STATED GOAL:
Extract every entry word for word.

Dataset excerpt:
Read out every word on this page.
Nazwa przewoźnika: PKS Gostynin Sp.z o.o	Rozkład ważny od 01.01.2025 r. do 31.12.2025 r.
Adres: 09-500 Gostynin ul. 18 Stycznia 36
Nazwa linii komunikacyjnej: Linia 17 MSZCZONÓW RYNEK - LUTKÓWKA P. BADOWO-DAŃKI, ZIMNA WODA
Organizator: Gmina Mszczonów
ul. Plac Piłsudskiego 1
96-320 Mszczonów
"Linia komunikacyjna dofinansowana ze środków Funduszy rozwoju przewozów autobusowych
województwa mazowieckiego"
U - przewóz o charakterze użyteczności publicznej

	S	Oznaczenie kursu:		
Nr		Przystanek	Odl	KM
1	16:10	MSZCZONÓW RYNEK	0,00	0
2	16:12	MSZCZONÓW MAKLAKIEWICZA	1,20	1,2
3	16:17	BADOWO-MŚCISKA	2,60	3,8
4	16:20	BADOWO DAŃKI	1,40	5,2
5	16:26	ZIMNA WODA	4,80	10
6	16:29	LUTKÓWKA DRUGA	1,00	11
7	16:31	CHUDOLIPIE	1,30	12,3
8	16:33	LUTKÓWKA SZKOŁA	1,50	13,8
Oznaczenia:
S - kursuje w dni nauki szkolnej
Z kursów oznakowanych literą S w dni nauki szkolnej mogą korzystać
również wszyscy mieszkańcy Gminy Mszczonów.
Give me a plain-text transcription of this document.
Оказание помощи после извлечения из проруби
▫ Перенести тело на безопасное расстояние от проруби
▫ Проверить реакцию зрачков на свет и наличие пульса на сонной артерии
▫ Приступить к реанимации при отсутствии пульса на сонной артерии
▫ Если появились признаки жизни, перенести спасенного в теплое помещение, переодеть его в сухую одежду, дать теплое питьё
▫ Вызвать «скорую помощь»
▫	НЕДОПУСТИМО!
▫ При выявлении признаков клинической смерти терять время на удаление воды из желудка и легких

CORRECT RESPONSE:
Read out every word on this page.
Nazwa przewoźnika: PKS Gostynin Sp.z o.o	Rozkład ważny od 01.01.2025 r. do 31.12.2025 r.
Adres: 09-500 Gostynin ul. 18 Stycznia 36
Nazwa linii komunikacyjnej: Linia 17 MSZCZONÓW RYNEK - LUTKÓWKA P. BADOWO-DAŃKI, ZIMNA WODA
Organizator: Gmina Mszczonów
ul. Plac Piłsudskiego 1
96-320 Mszczonów
"Linia komunikacyjna dofinansowana ze środków Funduszy rozwoju przewozów autobusowych
województwa mazowieckiego"
U - przewóz o charakterze użyteczności publicznej

	S	Oznaczenie kursu:		
Nr		Przystanek	Odl	KM
1	16:10	MSZCZONÓW RYNEK	0,00	0
2	16:12	MSZCZONÓW MAKLAKIEWICZA	1,20	1,2
3	16:17	BADOWO-MŚCISKA	2,60	3,8
4	16:20	BADOWO DAŃKI	1,40	5,2
5	16:26	ZIMNA WODA	4,80	10
6	16:29	LUTKÓWKA DRUGA	1,00	11
7	16:31	CHUDOLIPIE	1,30	12,3
8	16:33	LUTKÓWKA SZKOŁA	1,50	13,8
Oznaczenia:
S - kursuje w dni nauki szkolnej
Z kursów oznakowanych literą S w dni nauki szkolnej mogą korzystać
również wszyscy mieszkańcy Gminy Mszczonów.
Give me a plain-text transcription of this document.
Оказание помощи после извлечения из проруби
▫ Перенести тело на безопасное расстояние от проруби
▫ Проверить реакцию зрачков на свет и наличие пульса на сонной артерии
▫ Приступить к реанимации при отсутствии пульса на сонной артерии
▫ Если появились признаки жизни, перенести спасенного в теплое помещение, переодеть его в сухую одежду, дать теплое питьё
▫ Вызвать «скорую помощь»
▫	НЕДОПУСТИМО!
▫ При выявлении признаков клинической смерти терять время на удаление воды из желудка и легких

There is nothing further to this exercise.